— start Input rows —
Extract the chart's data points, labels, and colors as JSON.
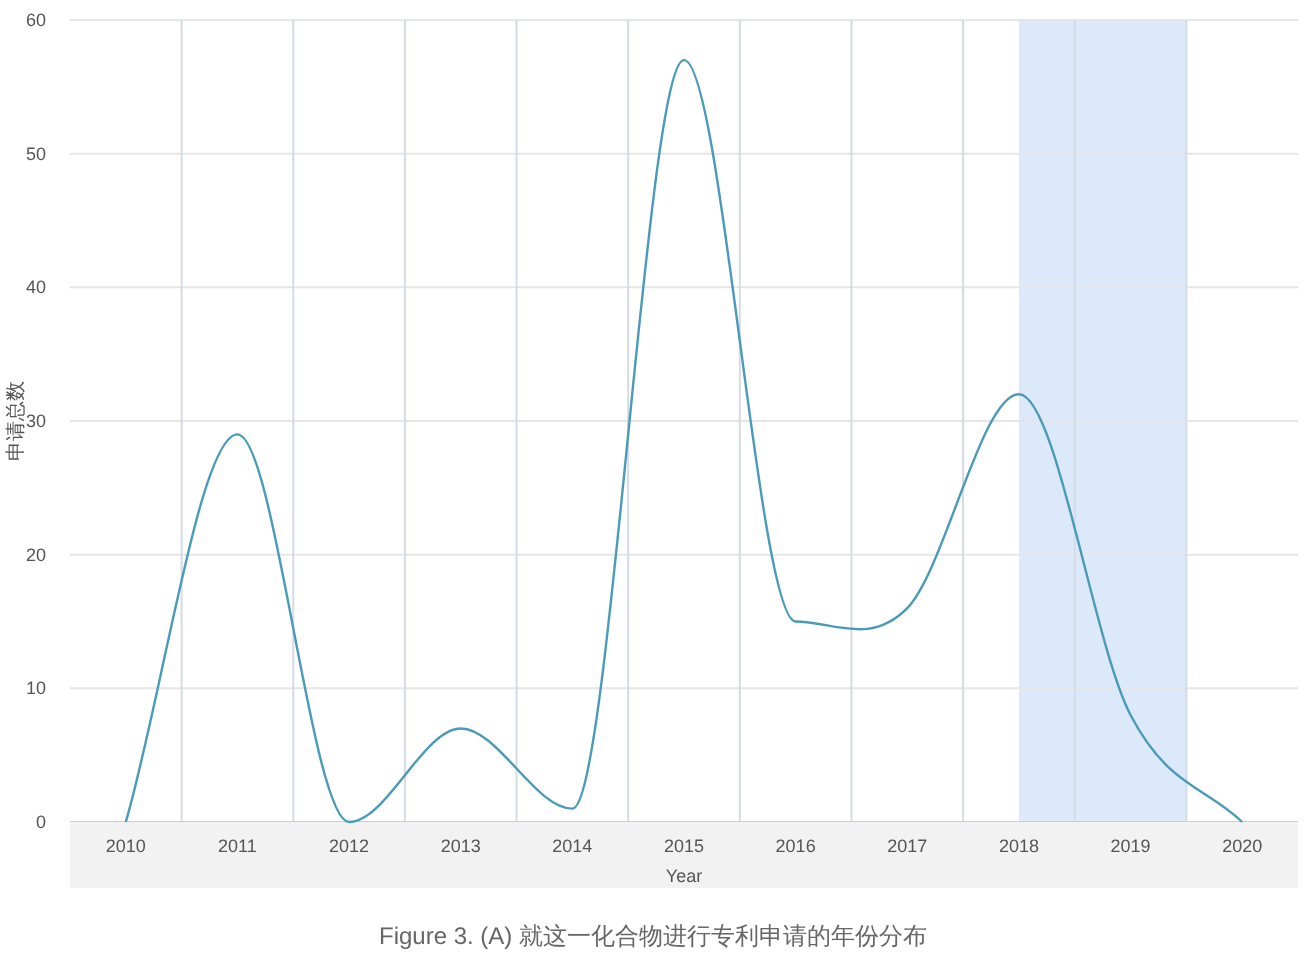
{
  "chart_data": {
    "type": "line",
    "xlabel": "Year",
    "ylabel": "申请总数",
    "x": [
      2010,
      2011,
      2012,
      2013,
      2014,
      2015,
      2016,
      2017,
      2018,
      2019,
      2020
    ],
    "series": [
      {
        "color": "#4a9bb8",
        "values": [
          0,
          29,
          0,
          7,
          1,
          57,
          15,
          16,
          32,
          8,
          0
        ]
      }
    ],
    "xlim": [
      2009.5,
      2020.5
    ],
    "xticks": [
      2010,
      2011,
      2012,
      2013,
      2014,
      2015,
      2016,
      2017,
      2018,
      2019,
      2020
    ],
    "ylim": [
      0,
      60
    ],
    "yticks": [
      0,
      10,
      20,
      30,
      40,
      50,
      60
    ],
    "grid": true,
    "marker": "none",
    "bands": [
      {
        "axis": "x",
        "from": 2018,
        "to": 2019.5,
        "color": "#dce9fb"
      }
    ],
    "annotations": [
      "Figure 3. (A) 就这一化合物进行专利申请的年份分布"
    ]
  }
}
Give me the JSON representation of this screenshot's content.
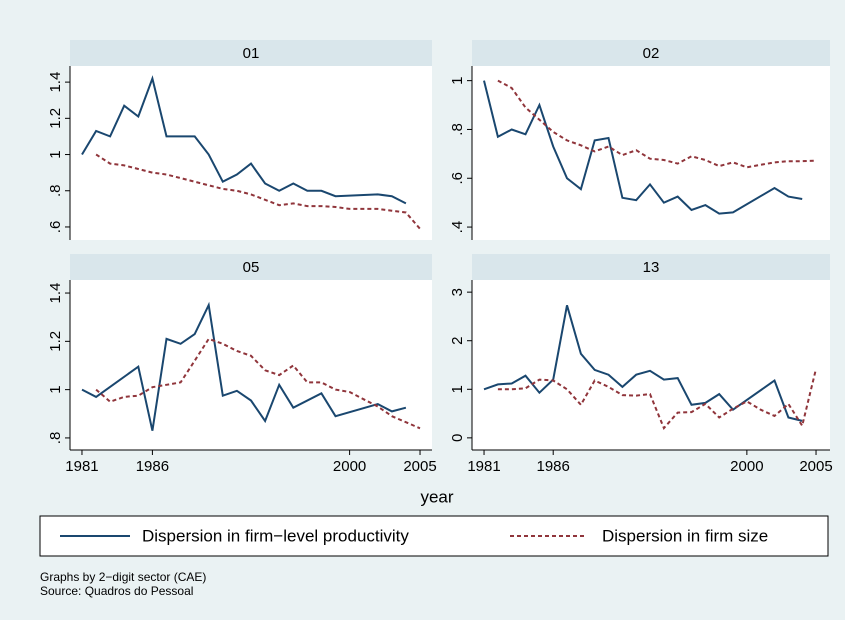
{
  "chart_data": [
    {
      "type": "line",
      "title": "01",
      "xlim": [
        1980.15,
        2005.85
      ],
      "ylim": [
        0.528,
        1.489
      ],
      "yticks": [
        {
          "value": 0.6,
          "label": ".6"
        },
        {
          "value": 0.8,
          "label": ".8"
        },
        1,
        1.2,
        1.4
      ],
      "grid": false,
      "series": [
        {
          "name": "Dispersion in firm−level productivity",
          "color": "#1a476f",
          "dash": false,
          "x": [
            1981,
            1982,
            1983,
            1984,
            1985,
            1986,
            1987,
            1988,
            1989,
            1990,
            1991,
            1992,
            1993,
            1994,
            1995,
            1996,
            1997,
            1998,
            1999,
            2002,
            2003,
            2004
          ],
          "values": [
            1.0,
            1.13,
            1.1,
            1.27,
            1.21,
            1.42,
            1.1,
            1.1,
            1.1,
            1.0,
            0.85,
            0.89,
            0.95,
            0.84,
            0.8,
            0.84,
            0.8,
            0.8,
            0.77,
            0.78,
            0.77,
            0.73
          ]
        },
        {
          "name": "Dispersion in firm size",
          "color": "#90353b",
          "dash": true,
          "x": [
            1982,
            1983,
            1984,
            1985,
            1986,
            1987,
            1988,
            1989,
            1990,
            1991,
            1992,
            1993,
            1994,
            1995,
            1996,
            1997,
            1998,
            1999,
            2000,
            2001,
            2002,
            2003,
            2004,
            2005
          ],
          "values": [
            1.0,
            0.95,
            0.94,
            0.92,
            0.9,
            0.89,
            0.87,
            0.85,
            0.83,
            0.81,
            0.8,
            0.78,
            0.75,
            0.72,
            0.73,
            0.715,
            0.715,
            0.71,
            0.7,
            0.7,
            0.7,
            0.69,
            0.68,
            0.59
          ]
        }
      ]
    },
    {
      "type": "line",
      "title": "02",
      "xlim": [
        1980.13,
        2006.01
      ],
      "ylim": [
        0.347,
        1.06
      ],
      "yticks": [
        {
          "value": 0.4,
          "label": ".4"
        },
        {
          "value": 0.6,
          "label": ".6"
        },
        {
          "value": 0.8,
          "label": ".8"
        },
        1
      ],
      "grid": false,
      "series": [
        {
          "name": "Dispersion in firm−level productivity",
          "color": "#1a476f",
          "dash": false,
          "x": [
            1981,
            1982,
            1983,
            1984,
            1985,
            1986,
            1987,
            1988,
            1989,
            1990,
            1991,
            1992,
            1993,
            1994,
            1995,
            1996,
            1997,
            1998,
            1999,
            2002,
            2003,
            2004
          ],
          "values": [
            1.0,
            0.77,
            0.8,
            0.78,
            0.9,
            0.73,
            0.6,
            0.555,
            0.755,
            0.765,
            0.52,
            0.51,
            0.575,
            0.5,
            0.525,
            0.47,
            0.49,
            0.455,
            0.46,
            0.56,
            0.525,
            0.515
          ]
        },
        {
          "name": "Dispersion in firm size",
          "color": "#90353b",
          "dash": true,
          "x": [
            1982,
            1983,
            1984,
            1985,
            1986,
            1987,
            1988,
            1989,
            1990,
            1991,
            1992,
            1993,
            1994,
            1995,
            1996,
            1997,
            1998,
            1999,
            2000,
            2001,
            2002,
            2003,
            2004,
            2005
          ],
          "values": [
            1.0,
            0.97,
            0.89,
            0.84,
            0.79,
            0.755,
            0.735,
            0.71,
            0.73,
            0.695,
            0.715,
            0.68,
            0.675,
            0.66,
            0.69,
            0.675,
            0.65,
            0.665,
            0.645,
            0.655,
            0.665,
            0.67,
            0.67,
            0.672
          ]
        }
      ]
    },
    {
      "type": "line",
      "title": "05",
      "xlim": [
        1980.15,
        2005.85
      ],
      "ylim": [
        0.75,
        1.454
      ],
      "xticks": [
        1981,
        1986,
        2000,
        2005
      ],
      "yticks": [
        {
          "value": 0.8,
          "label": ".8"
        },
        1,
        1.2,
        1.4
      ],
      "grid": false,
      "series": [
        {
          "name": "Dispersion in firm−level productivity",
          "color": "#1a476f",
          "dash": false,
          "x": [
            1981,
            1982,
            1985,
            1986,
            1987,
            1988,
            1989,
            1990,
            1991,
            1992,
            1993,
            1994,
            1995,
            1996,
            1998,
            1999,
            2002,
            2003,
            2004
          ],
          "values": [
            1.0,
            0.97,
            1.095,
            0.83,
            1.21,
            1.19,
            1.23,
            1.35,
            0.975,
            0.995,
            0.955,
            0.87,
            1.02,
            0.925,
            0.985,
            0.89,
            0.94,
            0.91,
            0.925
          ]
        },
        {
          "name": "Dispersion in firm size",
          "color": "#90353b",
          "dash": true,
          "x": [
            1982,
            1983,
            1984,
            1985,
            1986,
            1987,
            1988,
            1989,
            1990,
            1991,
            1992,
            1993,
            1994,
            1995,
            1996,
            1997,
            1998,
            1999,
            2000,
            2001,
            2002,
            2003,
            2004,
            2005
          ],
          "values": [
            1.0,
            0.95,
            0.97,
            0.975,
            1.01,
            1.02,
            1.03,
            1.12,
            1.21,
            1.19,
            1.16,
            1.14,
            1.08,
            1.06,
            1.1,
            1.03,
            1.03,
            1.0,
            0.99,
            0.96,
            0.93,
            0.89,
            0.865,
            0.84
          ]
        }
      ]
    },
    {
      "type": "line",
      "title": "13",
      "xlim": [
        1980.13,
        2006.01
      ],
      "ylim": [
        -0.25,
        3.25
      ],
      "xticks": [
        1981,
        1986,
        2000,
        2005
      ],
      "yticks": [
        0,
        1,
        2,
        3
      ],
      "grid": false,
      "series": [
        {
          "name": "Dispersion in firm−level productivity",
          "color": "#1a476f",
          "dash": false,
          "x": [
            1981,
            1982,
            1983,
            1984,
            1985,
            1986,
            1987,
            1988,
            1989,
            1990,
            1991,
            1992,
            1993,
            1994,
            1995,
            1996,
            1997,
            1998,
            1999,
            2002,
            2003,
            2004
          ],
          "values": [
            1.0,
            1.1,
            1.12,
            1.28,
            0.93,
            1.2,
            2.73,
            1.73,
            1.4,
            1.3,
            1.05,
            1.3,
            1.38,
            1.2,
            1.23,
            0.68,
            0.72,
            0.9,
            0.58,
            1.18,
            0.42,
            0.35
          ]
        },
        {
          "name": "Dispersion in firm size",
          "color": "#90353b",
          "dash": true,
          "x": [
            1982,
            1983,
            1984,
            1985,
            1986,
            1987,
            1988,
            1989,
            1990,
            1991,
            1992,
            1993,
            1994,
            1995,
            1996,
            1997,
            1998,
            1999,
            2000,
            2001,
            2002,
            2003,
            2004,
            2005
          ],
          "values": [
            1.0,
            1.0,
            1.02,
            1.2,
            1.18,
            1.0,
            0.68,
            1.18,
            1.05,
            0.88,
            0.87,
            0.9,
            0.2,
            0.52,
            0.53,
            0.7,
            0.42,
            0.6,
            0.75,
            0.58,
            0.45,
            0.7,
            0.25,
            1.42
          ]
        }
      ]
    }
  ],
  "xlabel": "year",
  "notes": [
    "Graphs by 2−digit sector (CAE)",
    "Source: Quadros do Pessoal"
  ]
}
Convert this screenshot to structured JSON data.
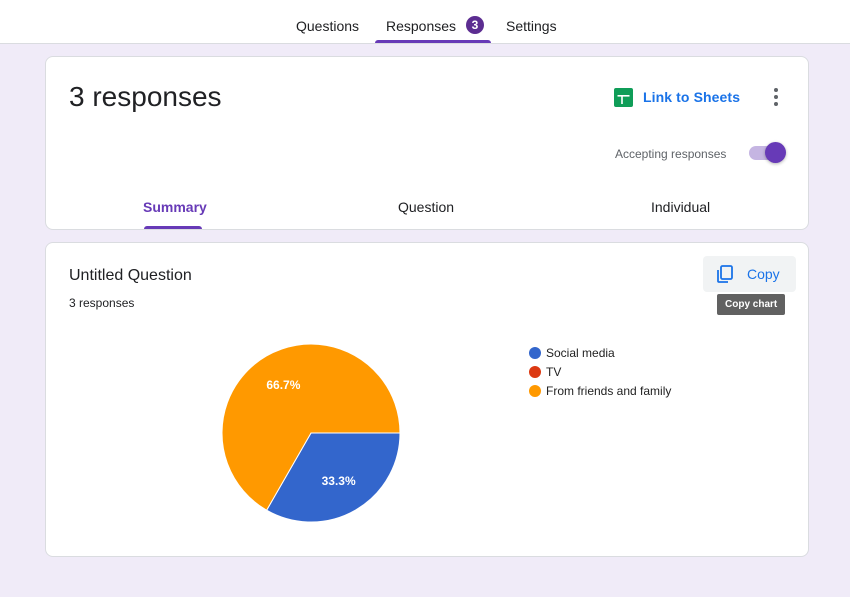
{
  "topnav": {
    "tabs": [
      {
        "label": "Questions"
      },
      {
        "label": "Responses"
      },
      {
        "label": "Settings"
      }
    ],
    "responses_badge": "3"
  },
  "header": {
    "title": "3 responses",
    "link_sheets_label": "Link to Sheets",
    "accepting_label": "Accepting responses",
    "accepting_on": true,
    "subtabs": [
      {
        "label": "Summary"
      },
      {
        "label": "Question"
      },
      {
        "label": "Individual"
      }
    ]
  },
  "question": {
    "title": "Untitled Question",
    "count": "3 responses",
    "copy_label": "Copy",
    "copy_tooltip": "Copy chart"
  },
  "colors": {
    "accent": "#673ab7",
    "link": "#1a73e8",
    "sheets_green": "#0f9d58"
  },
  "chart_data": {
    "type": "pie",
    "categories": [
      "Social media",
      "TV",
      "From friends and family"
    ],
    "values": [
      33.3,
      0,
      66.7
    ],
    "colors": [
      "#3366cc",
      "#dc3912",
      "#ff9900"
    ],
    "labels": [
      "33.3%",
      "",
      "66.7%"
    ],
    "legend_position": "right"
  }
}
— end Input rows —
● **Task**:
Determine how many lines above contain "labels" as a word or string. Give the number alone.

● **Response for this exercise**:
2